— GIVEN REQUEST —
Drop the pictures; give again exactly the lines from the one holding "What data populates" through the end of the data.

** START OF ITEMS **

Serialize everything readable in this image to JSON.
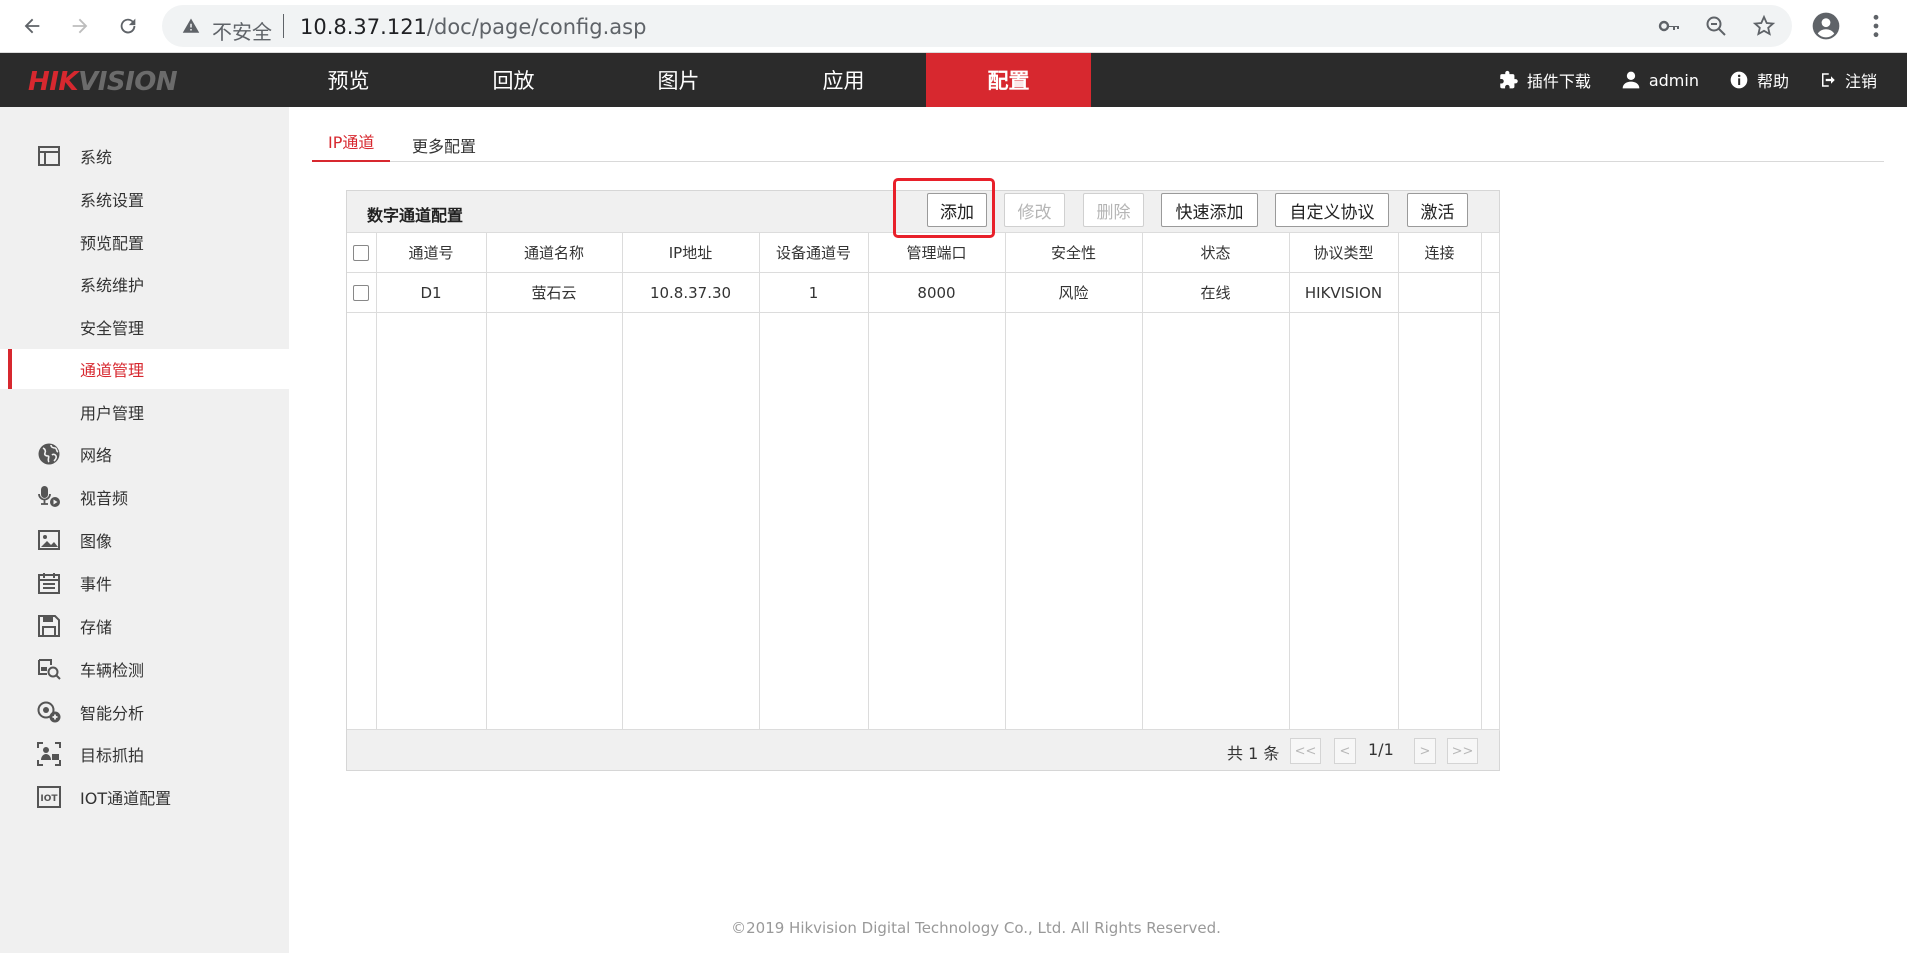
{
  "browser": {
    "insecure_label": "不安全",
    "url_host": "10.8.37.121",
    "url_path": "/doc/page/config.asp"
  },
  "brand": {
    "part1": "HIK",
    "part2": "VISION"
  },
  "top_nav": [
    "预览",
    "回放",
    "图片",
    "应用",
    "配置"
  ],
  "top_nav_active": "配置",
  "toolbar": {
    "plugin": "插件下载",
    "user": "admin",
    "help": "帮助",
    "logout": "注销"
  },
  "sidebar": {
    "system": "系统",
    "system_sub": [
      "系统设置",
      "预览配置",
      "系统维护",
      "安全管理",
      "通道管理",
      "用户管理"
    ],
    "active": "通道管理",
    "groups": [
      "网络",
      "视音频",
      "图像",
      "事件",
      "存储",
      "车辆检测",
      "智能分析",
      "目标抓拍",
      "IOT通道配置"
    ]
  },
  "tabs": {
    "ip_channel": "IP通道",
    "more_config": "更多配置"
  },
  "panel": {
    "title": "数字通道配置",
    "buttons": {
      "add": "添加",
      "modify": "修改",
      "delete": "删除",
      "quick_add": "快速添加",
      "custom_protocol": "自定义协议",
      "activate": "激活"
    },
    "columns": [
      "通道号",
      "通道名称",
      "IP地址",
      "设备通道号",
      "管理端口",
      "安全性",
      "状态",
      "协议类型",
      "连接"
    ],
    "rows": [
      {
        "channel": "D1",
        "name": "萤石云",
        "ip": "10.8.37.30",
        "device_channel": "1",
        "port": "8000",
        "security": "风险",
        "status": "在线",
        "protocol": "HIKVISION",
        "connection": ""
      }
    ],
    "footer": {
      "count": "共 1 条",
      "first": "<<",
      "prev": "<",
      "page": "1/1",
      "next": ">",
      "last": ">>"
    }
  },
  "copyright": "©2019 Hikvision Digital Technology Co., Ltd. All Rights Reserved."
}
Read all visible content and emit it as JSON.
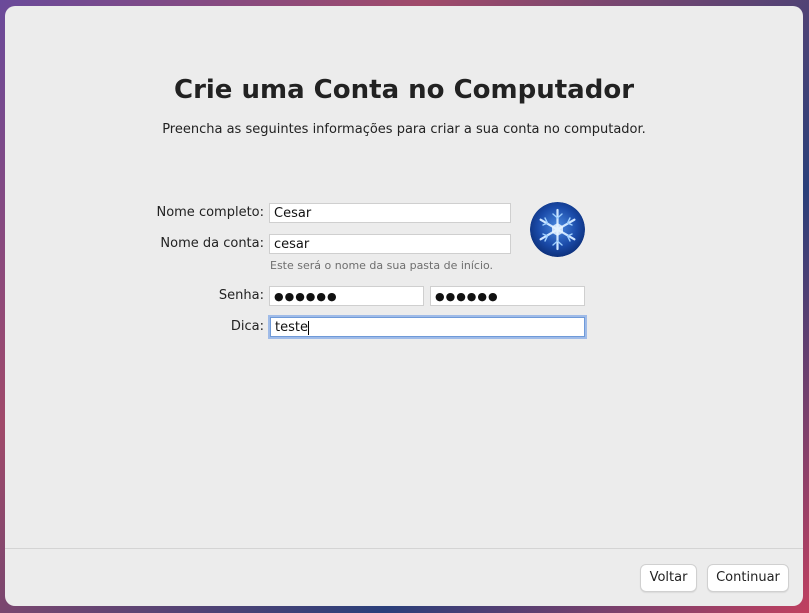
{
  "header": {
    "title": "Crie uma Conta no Computador",
    "subtitle": "Preencha as seguintes informações para criar a sua conta no computador."
  },
  "form": {
    "full_name_label": "Nome completo:",
    "full_name_value": "Cesar",
    "account_name_label": "Nome da conta:",
    "account_name_value": "cesar",
    "account_hint": "Este será o nome da sua pasta de início.",
    "password_label": "Senha:",
    "password_value": "●●●●●●",
    "password_verify_value": "●●●●●●",
    "hint_label": "Dica:",
    "hint_value": "teste"
  },
  "avatar": {
    "icon": "snowflake-avatar-icon"
  },
  "footer": {
    "back_label": "Voltar",
    "continue_label": "Continuar"
  }
}
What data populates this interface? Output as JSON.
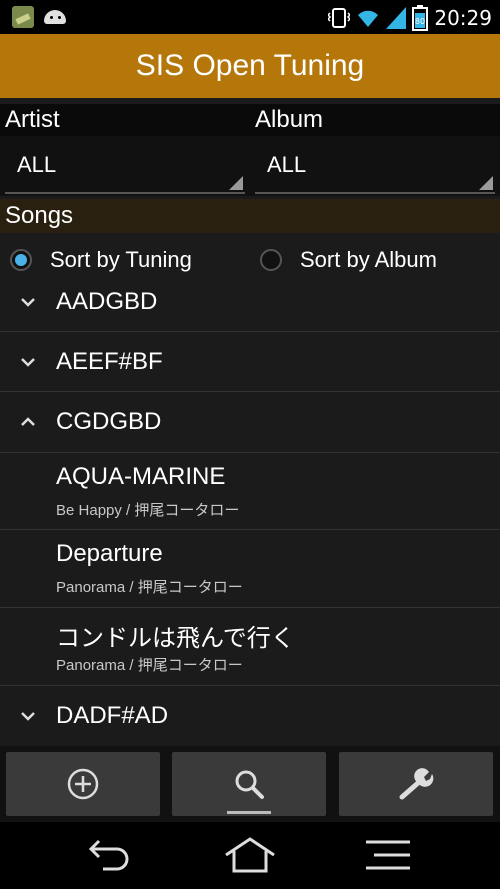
{
  "status": {
    "time": "20:29",
    "battery": "80"
  },
  "app": {
    "title": "SIS Open Tuning"
  },
  "filters": {
    "artist_label": "Artist",
    "album_label": "Album",
    "artist_value": "ALL",
    "album_value": "ALL"
  },
  "songs_label": "Songs",
  "sort": {
    "by_tuning": "Sort by Tuning",
    "by_album": "Sort by Album",
    "selected": "by_tuning"
  },
  "list": {
    "g1": "AADGBD",
    "g2": "AEEF#BF",
    "g3": "CGDGBD",
    "s1_title": "AQUA-MARINE",
    "s1_sub": "Be Happy / 押尾コータロー",
    "s2_title": "Departure",
    "s2_sub": "Panorama / 押尾コータロー",
    "s3_title": "コンドルは飛んで行く",
    "s3_sub": "Panorama / 押尾コータロー",
    "g4": "DADF#AD"
  },
  "icons": {
    "add": "add-circle-icon",
    "search": "search-icon",
    "settings": "wrench-icon",
    "back": "back-icon",
    "home": "home-icon",
    "menu": "menu-icon"
  },
  "colors": {
    "accent": "#b5760a",
    "radio_selected": "#4ab3e8"
  }
}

** END OF ITEMS **

— FINISHED ANSWER —
What data populates this interface? Output as JSON.
{
  "status": {
    "time": "20:29",
    "battery": "80"
  },
  "app": {
    "title": "SIS Open Tuning"
  },
  "filters": {
    "artist_label": "Artist",
    "album_label": "Album",
    "artist_value": "ALL",
    "album_value": "ALL"
  },
  "songs_label": "Songs",
  "sort": {
    "by_tuning": "Sort by Tuning",
    "by_album": "Sort by Album",
    "selected": "by_tuning"
  },
  "list": {
    "g1": "AADGBD",
    "g2": "AEEF#BF",
    "g3": "CGDGBD",
    "s1_title": "AQUA-MARINE",
    "s1_sub": "Be Happy / 押尾コータロー",
    "s2_title": "Departure",
    "s2_sub": "Panorama / 押尾コータロー",
    "s3_title": "コンドルは飛んで行く",
    "s3_sub": "Panorama / 押尾コータロー",
    "g4": "DADF#AD"
  },
  "icons": {
    "add": "add-circle-icon",
    "search": "search-icon",
    "settings": "wrench-icon",
    "back": "back-icon",
    "home": "home-icon",
    "menu": "menu-icon"
  },
  "colors": {
    "accent": "#b5760a",
    "radio_selected": "#4ab3e8"
  }
}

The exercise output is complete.